- **RECORDS FOR THE TASK**
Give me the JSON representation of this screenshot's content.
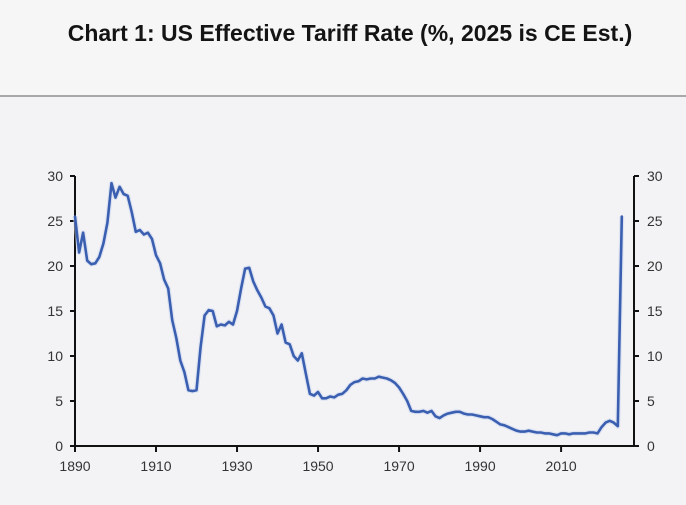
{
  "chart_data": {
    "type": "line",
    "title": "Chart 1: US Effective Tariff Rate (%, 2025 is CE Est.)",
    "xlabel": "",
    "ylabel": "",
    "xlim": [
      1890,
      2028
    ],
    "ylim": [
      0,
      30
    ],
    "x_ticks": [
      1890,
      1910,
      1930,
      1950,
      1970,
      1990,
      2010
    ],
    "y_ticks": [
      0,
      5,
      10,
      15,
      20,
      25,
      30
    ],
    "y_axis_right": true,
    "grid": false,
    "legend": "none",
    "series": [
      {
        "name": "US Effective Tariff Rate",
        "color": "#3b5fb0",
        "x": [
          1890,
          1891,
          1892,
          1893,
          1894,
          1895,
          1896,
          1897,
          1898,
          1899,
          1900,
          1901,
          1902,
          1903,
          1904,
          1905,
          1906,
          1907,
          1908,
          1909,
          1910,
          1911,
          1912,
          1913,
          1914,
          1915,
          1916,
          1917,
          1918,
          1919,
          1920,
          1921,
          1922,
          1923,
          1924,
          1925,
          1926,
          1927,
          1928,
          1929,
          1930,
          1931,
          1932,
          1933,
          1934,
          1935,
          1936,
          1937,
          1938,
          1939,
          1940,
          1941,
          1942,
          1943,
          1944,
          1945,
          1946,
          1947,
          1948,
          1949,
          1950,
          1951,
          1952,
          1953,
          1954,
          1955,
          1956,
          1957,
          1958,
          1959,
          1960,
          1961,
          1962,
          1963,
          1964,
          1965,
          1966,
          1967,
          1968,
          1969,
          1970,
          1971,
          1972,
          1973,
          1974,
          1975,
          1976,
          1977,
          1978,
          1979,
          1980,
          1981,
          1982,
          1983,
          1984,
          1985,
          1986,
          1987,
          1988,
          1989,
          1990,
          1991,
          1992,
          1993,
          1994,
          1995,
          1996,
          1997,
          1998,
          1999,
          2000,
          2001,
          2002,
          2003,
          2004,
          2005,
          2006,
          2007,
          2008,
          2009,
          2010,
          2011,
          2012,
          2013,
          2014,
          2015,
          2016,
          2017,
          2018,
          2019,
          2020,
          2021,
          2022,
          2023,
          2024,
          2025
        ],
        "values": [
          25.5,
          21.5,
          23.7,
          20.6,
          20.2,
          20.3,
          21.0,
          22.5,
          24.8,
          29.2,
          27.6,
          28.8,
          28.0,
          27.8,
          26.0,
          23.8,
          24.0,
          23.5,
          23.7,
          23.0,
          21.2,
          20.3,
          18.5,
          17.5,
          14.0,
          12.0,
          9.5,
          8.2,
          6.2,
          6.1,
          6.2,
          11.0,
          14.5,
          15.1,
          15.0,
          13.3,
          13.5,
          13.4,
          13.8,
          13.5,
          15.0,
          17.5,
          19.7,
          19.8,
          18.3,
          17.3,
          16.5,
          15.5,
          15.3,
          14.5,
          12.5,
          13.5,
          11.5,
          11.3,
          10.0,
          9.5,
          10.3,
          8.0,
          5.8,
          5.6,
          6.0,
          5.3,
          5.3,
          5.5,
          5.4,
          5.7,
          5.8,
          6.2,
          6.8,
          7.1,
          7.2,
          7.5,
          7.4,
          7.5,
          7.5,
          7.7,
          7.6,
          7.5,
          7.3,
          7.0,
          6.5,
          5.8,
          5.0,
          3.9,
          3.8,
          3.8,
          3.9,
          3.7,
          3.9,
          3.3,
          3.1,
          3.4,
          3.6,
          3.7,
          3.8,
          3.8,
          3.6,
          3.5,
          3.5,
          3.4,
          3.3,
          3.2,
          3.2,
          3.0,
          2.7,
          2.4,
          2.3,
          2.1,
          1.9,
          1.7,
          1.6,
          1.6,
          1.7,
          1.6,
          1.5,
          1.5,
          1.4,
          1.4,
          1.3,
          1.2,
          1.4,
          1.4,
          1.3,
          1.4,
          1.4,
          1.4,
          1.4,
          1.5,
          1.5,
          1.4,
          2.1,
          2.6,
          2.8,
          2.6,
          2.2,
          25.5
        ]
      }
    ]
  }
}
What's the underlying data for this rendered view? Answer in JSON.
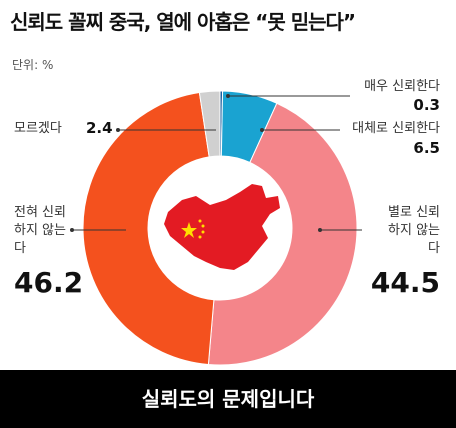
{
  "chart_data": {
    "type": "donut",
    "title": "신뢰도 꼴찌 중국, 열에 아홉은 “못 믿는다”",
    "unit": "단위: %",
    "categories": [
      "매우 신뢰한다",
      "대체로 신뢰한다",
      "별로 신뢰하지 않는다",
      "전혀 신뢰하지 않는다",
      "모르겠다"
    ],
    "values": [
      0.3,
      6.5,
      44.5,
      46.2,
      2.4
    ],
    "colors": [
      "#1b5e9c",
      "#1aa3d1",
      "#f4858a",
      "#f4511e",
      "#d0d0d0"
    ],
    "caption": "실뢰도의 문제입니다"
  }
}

- **EXERCISE BRIEF**
Repeat only the lines from the one with "What's the underlying" through the end of the data, both included and exactly as written. Pictures stay out of the copy.

- **WRITTEN SOLUTION**
What's the underlying data for this rendered view? Answer in JSON.
{
  "chart_data": {
    "type": "donut",
    "title": "신뢰도 꼴찌 중국, 열에 아홉은 “못 믿는다”",
    "unit": "단위: %",
    "categories": [
      "매우 신뢰한다",
      "대체로 신뢰한다",
      "별로 신뢰하지 않는다",
      "전혀 신뢰하지 않는다",
      "모르겠다"
    ],
    "values": [
      0.3,
      6.5,
      44.5,
      46.2,
      2.4
    ],
    "colors": [
      "#1b5e9c",
      "#1aa3d1",
      "#f4858a",
      "#f4511e",
      "#d0d0d0"
    ],
    "caption": "실뢰도의 문제입니다"
  }
}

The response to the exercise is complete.